- _Set problem_:
Out of the lines below, please list those that hold the string "przez".

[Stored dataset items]
╭──
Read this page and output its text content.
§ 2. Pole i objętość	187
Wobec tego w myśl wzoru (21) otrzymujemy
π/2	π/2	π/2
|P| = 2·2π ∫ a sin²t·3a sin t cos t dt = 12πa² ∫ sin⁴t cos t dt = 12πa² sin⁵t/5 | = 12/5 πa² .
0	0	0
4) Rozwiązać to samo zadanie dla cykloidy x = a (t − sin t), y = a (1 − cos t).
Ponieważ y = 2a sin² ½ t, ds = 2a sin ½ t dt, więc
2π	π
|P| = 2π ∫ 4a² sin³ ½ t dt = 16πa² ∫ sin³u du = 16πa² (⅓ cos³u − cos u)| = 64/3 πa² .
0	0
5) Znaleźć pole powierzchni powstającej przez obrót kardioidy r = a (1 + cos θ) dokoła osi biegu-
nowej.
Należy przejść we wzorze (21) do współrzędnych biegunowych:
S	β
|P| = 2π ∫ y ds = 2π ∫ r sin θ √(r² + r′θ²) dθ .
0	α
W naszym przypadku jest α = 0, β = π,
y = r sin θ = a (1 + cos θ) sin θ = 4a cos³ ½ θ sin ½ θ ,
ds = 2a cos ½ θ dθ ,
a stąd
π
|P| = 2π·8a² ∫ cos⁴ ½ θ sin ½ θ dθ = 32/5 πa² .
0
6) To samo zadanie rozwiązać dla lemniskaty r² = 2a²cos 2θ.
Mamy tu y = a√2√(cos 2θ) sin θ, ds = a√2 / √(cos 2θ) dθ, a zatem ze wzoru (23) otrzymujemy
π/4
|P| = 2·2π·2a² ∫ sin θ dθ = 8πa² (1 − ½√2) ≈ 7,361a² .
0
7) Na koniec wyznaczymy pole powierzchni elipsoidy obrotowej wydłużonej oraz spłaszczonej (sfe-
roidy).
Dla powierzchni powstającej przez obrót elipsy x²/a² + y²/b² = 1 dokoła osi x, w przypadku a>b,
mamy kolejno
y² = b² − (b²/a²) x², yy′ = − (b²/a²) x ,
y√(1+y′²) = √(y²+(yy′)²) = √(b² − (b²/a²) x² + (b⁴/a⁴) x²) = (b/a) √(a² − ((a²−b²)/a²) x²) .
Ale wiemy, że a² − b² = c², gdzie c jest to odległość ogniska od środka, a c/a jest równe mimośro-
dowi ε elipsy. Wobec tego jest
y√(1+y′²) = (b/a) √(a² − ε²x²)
╰──
- _Exercise output_:
5) Znaleźć pole powierzchni powstającej przez obrót kardioidy r = a (1 + cos θ) dokoła osi biegu-
Dla powierzchni powstającej przez obrót elipsy x²/a² + y²/b² = 1 dokoła osi x, w przypadku a>b,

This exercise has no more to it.